## [Given request]
Report all lines from the entries below in which "acceleration" appears.

+++ Provided material +++

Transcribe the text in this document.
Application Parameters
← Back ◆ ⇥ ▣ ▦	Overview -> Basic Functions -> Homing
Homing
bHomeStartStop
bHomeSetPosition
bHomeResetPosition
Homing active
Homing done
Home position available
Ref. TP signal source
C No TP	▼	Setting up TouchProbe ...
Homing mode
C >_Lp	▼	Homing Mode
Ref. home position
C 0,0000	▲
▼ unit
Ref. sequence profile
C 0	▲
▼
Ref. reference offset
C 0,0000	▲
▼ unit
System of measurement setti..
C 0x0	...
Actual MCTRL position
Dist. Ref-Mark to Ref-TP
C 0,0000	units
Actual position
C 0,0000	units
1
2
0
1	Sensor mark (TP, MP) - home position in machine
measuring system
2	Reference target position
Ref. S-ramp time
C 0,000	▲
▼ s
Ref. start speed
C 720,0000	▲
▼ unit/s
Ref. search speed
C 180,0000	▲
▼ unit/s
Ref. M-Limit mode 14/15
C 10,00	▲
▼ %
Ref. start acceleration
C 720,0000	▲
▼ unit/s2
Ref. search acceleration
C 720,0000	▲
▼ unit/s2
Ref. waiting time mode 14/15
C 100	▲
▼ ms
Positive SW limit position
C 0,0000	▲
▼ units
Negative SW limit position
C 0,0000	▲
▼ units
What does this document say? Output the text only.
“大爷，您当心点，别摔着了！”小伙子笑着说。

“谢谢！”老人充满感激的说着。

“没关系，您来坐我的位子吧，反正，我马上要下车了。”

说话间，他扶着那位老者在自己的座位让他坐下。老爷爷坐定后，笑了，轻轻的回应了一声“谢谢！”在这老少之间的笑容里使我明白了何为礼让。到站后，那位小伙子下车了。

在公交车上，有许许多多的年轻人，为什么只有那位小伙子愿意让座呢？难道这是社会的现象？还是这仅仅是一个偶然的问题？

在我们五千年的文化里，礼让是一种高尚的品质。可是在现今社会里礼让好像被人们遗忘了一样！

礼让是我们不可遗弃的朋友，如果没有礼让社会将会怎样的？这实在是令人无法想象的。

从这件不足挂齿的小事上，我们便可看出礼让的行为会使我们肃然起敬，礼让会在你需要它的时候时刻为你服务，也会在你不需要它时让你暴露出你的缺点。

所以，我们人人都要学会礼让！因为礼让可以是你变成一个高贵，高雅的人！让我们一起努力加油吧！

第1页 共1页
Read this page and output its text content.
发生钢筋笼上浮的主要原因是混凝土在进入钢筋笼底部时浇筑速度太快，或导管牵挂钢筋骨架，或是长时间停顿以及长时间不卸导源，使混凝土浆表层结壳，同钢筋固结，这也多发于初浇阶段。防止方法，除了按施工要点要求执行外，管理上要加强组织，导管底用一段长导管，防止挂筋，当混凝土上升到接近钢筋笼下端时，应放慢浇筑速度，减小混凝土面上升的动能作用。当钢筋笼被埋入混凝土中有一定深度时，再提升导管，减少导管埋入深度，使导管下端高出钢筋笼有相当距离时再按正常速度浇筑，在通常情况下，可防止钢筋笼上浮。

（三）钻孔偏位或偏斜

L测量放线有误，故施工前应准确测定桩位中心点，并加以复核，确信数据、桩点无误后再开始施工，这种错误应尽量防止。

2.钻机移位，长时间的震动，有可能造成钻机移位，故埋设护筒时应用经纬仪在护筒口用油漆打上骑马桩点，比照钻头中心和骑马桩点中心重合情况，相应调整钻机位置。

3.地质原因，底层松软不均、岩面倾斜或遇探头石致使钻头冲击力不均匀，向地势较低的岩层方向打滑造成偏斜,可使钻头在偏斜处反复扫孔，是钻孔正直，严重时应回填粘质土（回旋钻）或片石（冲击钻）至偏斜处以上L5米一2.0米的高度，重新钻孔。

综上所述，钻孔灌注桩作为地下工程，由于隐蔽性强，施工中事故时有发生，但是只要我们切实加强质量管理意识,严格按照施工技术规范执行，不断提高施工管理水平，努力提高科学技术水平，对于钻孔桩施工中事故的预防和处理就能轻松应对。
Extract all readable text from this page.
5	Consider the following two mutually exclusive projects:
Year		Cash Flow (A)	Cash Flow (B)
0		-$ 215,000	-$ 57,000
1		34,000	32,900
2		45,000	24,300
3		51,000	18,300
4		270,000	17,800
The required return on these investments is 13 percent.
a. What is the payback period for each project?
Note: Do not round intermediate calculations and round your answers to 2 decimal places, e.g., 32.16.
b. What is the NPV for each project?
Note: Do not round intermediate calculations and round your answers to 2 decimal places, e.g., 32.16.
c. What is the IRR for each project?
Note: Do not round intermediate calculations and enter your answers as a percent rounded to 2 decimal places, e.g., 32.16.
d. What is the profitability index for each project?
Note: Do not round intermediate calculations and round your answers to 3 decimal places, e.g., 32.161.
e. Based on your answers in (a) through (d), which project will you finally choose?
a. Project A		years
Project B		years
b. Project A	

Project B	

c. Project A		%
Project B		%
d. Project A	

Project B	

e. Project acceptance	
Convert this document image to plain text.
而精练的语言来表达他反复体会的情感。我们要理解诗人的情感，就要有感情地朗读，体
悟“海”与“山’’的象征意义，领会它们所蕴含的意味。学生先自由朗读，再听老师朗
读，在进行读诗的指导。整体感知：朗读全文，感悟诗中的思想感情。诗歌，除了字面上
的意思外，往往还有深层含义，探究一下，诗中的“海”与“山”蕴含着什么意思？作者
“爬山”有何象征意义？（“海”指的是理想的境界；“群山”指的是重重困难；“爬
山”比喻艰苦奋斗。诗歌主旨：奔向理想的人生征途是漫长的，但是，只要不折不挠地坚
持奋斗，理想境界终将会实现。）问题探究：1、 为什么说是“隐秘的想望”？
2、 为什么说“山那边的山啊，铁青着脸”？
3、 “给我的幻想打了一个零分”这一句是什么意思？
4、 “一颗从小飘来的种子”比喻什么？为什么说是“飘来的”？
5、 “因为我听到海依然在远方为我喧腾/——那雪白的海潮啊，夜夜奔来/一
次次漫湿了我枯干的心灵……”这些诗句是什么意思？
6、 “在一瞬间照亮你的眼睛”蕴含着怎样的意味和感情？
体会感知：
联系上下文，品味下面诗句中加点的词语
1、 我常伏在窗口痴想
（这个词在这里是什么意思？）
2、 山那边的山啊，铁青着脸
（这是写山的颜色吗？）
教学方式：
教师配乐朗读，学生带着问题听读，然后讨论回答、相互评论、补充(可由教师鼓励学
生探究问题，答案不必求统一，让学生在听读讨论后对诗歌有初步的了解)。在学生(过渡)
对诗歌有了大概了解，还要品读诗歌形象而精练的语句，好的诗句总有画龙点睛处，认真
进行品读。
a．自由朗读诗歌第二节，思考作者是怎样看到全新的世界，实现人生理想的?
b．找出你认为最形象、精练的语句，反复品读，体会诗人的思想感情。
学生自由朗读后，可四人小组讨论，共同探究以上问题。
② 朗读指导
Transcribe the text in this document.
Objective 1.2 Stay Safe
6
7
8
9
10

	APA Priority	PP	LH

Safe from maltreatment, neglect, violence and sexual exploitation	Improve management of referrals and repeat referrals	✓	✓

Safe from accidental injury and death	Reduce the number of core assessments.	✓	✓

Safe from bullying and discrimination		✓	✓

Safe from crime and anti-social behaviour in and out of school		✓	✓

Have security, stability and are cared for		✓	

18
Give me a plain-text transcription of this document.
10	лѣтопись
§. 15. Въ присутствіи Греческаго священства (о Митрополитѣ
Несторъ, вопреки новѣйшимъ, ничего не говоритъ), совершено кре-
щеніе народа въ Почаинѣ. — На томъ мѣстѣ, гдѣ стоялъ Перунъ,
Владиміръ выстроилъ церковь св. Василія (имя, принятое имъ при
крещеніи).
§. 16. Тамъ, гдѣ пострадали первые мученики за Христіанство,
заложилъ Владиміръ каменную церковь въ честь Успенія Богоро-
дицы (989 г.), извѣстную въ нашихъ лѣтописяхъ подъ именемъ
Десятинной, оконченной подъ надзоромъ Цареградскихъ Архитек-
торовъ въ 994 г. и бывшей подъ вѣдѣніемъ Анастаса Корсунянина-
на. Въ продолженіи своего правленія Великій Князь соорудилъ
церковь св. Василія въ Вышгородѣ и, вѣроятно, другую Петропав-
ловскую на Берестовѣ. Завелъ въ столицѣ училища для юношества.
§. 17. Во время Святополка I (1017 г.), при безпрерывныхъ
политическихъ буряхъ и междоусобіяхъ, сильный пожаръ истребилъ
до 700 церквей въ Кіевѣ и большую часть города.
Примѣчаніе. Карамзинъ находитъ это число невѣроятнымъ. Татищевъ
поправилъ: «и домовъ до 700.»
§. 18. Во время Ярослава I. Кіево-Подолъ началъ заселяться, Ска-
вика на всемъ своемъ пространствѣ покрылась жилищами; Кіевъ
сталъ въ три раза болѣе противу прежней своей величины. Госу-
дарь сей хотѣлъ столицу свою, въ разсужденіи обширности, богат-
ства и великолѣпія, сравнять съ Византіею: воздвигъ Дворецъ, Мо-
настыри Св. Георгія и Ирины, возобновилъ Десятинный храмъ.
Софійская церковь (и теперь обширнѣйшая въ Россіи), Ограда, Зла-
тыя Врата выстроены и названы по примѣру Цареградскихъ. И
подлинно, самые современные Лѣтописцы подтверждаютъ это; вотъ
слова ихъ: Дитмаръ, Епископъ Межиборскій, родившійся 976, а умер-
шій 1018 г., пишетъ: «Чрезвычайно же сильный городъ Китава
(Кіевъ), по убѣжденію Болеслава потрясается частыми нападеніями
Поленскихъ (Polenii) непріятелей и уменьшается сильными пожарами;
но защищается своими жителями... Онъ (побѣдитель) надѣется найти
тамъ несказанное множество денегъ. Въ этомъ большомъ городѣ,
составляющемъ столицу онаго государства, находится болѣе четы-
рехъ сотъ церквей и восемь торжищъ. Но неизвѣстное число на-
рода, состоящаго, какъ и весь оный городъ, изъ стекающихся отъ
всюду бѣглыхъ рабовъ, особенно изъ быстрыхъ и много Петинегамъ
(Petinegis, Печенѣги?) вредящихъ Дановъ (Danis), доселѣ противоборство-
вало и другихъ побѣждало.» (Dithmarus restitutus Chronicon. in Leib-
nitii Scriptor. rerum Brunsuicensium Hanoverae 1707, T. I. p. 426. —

+++

## [Exercise response]
Ref. start acceleration
Ref. search acceleration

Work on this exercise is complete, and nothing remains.